TASK: Copy each line that holds "content".

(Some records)
☆ ☆ ☆ ☆

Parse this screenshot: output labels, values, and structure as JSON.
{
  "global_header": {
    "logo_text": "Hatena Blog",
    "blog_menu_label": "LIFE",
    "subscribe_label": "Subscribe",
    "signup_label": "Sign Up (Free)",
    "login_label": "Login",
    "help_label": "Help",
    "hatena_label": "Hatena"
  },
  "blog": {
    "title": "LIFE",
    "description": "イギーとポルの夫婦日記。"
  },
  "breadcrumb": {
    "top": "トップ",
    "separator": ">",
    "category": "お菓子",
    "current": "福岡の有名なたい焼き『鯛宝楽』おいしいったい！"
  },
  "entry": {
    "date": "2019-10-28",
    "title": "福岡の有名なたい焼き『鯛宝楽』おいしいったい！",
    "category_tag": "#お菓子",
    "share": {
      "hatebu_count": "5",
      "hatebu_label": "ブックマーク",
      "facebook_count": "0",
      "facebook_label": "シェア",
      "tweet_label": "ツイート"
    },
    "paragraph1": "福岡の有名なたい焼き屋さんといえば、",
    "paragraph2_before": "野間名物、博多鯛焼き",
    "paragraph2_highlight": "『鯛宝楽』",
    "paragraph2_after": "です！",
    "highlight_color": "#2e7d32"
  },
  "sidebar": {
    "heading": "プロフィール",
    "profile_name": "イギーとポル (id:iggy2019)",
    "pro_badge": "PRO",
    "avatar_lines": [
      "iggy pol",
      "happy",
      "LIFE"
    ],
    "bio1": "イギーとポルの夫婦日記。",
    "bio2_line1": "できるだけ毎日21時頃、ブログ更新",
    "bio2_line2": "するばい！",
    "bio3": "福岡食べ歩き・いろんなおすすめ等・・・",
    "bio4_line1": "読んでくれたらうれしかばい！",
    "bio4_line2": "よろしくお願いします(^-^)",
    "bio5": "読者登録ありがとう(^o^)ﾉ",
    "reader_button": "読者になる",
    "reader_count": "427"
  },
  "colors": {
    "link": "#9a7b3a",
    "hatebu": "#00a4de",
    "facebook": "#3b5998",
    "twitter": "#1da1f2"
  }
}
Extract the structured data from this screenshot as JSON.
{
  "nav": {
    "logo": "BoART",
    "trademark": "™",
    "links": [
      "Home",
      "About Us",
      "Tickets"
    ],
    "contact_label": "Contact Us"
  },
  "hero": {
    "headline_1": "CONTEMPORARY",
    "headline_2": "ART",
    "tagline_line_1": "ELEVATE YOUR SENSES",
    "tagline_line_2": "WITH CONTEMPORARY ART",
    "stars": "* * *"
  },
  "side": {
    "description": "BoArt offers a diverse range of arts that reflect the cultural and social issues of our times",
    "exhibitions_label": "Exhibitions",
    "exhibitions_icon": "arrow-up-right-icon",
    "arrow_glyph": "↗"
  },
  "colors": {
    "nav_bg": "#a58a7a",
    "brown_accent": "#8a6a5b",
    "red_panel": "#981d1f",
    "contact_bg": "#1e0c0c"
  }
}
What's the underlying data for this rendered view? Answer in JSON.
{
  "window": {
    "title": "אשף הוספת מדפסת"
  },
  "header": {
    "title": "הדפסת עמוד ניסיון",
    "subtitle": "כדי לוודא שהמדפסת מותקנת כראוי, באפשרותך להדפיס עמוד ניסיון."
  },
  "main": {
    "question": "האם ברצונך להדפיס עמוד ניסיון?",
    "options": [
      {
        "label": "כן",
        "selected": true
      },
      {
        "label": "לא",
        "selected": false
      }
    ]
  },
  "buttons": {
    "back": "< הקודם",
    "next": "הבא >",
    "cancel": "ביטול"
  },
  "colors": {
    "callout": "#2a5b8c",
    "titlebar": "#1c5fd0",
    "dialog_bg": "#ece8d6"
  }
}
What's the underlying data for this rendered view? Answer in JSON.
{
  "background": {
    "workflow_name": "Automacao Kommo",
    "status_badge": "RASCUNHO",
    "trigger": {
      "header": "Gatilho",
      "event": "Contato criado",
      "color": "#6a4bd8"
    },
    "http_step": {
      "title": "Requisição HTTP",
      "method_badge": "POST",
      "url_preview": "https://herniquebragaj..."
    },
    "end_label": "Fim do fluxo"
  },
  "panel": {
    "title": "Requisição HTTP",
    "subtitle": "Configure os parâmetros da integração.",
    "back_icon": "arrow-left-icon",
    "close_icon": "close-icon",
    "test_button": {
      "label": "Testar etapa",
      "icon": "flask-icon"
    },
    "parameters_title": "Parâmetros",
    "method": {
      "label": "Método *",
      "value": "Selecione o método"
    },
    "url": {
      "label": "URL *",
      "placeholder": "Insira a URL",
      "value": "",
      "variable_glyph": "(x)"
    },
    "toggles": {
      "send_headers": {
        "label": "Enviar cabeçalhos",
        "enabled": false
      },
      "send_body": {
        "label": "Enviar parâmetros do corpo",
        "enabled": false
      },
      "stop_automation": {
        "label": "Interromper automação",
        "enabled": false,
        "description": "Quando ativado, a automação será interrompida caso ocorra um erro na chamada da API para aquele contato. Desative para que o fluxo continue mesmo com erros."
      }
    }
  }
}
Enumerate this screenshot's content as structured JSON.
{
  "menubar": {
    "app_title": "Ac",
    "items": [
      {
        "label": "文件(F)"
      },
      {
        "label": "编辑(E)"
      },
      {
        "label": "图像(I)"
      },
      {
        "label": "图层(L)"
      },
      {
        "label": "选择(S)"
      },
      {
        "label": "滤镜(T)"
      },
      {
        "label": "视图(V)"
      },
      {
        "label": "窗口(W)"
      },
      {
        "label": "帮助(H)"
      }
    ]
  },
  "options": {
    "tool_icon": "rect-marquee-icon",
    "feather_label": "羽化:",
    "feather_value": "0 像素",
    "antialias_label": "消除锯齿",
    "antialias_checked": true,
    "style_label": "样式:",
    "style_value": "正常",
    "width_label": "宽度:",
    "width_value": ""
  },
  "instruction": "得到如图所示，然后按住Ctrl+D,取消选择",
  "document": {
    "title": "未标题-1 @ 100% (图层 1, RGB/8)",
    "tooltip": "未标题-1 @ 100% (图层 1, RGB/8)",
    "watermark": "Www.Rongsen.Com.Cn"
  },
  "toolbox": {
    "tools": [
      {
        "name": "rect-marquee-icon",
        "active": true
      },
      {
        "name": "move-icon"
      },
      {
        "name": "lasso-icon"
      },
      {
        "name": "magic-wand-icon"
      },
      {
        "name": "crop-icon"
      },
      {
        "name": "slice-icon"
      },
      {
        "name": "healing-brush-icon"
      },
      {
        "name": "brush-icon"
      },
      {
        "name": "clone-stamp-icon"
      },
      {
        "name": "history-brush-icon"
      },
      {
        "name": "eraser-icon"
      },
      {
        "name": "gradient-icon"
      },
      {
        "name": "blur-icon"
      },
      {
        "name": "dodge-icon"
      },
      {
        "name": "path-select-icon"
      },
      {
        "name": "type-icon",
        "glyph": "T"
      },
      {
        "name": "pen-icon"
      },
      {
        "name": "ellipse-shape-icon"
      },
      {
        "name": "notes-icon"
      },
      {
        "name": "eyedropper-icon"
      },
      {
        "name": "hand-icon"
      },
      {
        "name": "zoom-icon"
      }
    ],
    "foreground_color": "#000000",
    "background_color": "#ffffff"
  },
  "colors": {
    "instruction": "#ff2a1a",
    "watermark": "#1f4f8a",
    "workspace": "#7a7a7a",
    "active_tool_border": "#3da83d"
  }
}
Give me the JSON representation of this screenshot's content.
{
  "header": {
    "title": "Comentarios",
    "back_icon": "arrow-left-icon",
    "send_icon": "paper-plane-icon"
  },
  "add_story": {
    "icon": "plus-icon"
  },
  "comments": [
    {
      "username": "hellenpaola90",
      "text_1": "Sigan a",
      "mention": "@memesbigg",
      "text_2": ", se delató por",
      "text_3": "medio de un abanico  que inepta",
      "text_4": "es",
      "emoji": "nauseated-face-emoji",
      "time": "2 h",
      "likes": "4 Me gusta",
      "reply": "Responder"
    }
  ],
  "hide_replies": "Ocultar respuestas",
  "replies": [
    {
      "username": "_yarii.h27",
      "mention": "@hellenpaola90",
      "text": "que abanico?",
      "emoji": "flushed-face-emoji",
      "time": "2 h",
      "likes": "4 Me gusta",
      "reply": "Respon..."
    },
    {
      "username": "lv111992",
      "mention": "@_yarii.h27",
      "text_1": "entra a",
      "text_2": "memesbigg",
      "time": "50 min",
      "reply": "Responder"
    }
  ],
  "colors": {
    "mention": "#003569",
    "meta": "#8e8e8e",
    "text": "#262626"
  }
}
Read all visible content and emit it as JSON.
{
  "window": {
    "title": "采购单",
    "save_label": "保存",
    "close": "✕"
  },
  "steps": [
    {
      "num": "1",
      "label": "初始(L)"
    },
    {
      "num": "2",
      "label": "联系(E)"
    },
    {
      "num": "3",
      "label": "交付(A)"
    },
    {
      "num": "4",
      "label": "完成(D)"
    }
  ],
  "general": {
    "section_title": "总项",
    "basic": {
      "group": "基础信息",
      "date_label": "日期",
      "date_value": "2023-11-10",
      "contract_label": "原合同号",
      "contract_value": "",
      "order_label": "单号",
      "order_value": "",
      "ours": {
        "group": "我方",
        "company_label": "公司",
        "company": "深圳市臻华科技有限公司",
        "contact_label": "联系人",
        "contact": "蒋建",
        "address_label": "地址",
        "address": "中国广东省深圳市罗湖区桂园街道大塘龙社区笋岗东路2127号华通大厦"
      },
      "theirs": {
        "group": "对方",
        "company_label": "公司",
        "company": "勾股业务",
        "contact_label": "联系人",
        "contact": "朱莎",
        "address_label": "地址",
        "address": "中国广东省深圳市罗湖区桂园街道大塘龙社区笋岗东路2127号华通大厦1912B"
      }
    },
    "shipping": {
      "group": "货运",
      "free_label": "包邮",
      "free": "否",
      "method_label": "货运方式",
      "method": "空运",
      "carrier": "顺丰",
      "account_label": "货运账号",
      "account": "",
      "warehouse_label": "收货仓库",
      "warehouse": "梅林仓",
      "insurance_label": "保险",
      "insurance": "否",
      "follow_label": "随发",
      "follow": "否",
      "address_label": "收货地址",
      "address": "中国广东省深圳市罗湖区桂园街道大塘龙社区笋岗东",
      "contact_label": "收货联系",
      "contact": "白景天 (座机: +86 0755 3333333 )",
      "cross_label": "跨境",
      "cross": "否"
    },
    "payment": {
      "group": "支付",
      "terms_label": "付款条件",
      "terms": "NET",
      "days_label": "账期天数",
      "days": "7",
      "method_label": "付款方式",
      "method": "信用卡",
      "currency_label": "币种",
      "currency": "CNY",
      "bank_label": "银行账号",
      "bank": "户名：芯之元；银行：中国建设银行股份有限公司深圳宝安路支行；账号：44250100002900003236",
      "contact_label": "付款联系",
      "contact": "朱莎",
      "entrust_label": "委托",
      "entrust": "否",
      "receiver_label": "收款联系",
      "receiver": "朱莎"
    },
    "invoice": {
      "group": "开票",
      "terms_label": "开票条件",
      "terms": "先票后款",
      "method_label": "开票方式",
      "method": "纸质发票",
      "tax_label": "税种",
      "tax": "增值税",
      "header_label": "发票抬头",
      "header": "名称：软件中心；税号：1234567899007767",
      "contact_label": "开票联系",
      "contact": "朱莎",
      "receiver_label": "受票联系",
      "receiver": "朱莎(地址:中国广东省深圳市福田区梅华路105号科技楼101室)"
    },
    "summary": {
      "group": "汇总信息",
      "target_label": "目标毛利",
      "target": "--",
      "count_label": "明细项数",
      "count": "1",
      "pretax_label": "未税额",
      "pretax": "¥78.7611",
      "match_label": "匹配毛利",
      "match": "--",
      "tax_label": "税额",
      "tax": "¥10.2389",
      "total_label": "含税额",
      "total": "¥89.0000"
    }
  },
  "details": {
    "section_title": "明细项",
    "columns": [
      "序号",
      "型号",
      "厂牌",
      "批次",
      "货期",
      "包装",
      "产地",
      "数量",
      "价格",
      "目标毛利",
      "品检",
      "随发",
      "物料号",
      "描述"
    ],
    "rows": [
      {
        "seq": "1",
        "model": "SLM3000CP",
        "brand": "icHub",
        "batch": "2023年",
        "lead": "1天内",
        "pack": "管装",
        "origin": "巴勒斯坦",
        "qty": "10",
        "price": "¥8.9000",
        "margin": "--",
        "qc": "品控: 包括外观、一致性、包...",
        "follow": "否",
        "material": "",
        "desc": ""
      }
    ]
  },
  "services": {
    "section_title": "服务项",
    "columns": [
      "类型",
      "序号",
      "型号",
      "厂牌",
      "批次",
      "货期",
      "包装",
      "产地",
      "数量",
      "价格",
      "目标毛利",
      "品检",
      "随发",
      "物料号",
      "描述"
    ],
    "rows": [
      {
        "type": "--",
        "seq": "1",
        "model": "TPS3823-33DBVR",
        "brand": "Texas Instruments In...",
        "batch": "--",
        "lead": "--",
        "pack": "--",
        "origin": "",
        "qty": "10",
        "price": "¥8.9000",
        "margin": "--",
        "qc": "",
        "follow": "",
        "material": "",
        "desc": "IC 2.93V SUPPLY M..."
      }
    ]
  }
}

☆ ☆ ☆ ☆

FINISHED ANSWER:
Enumerate this screenshot's content as structured JSON.
Give me the JSON representation of this screenshot's content.
Read all visible content and emit it as JSON.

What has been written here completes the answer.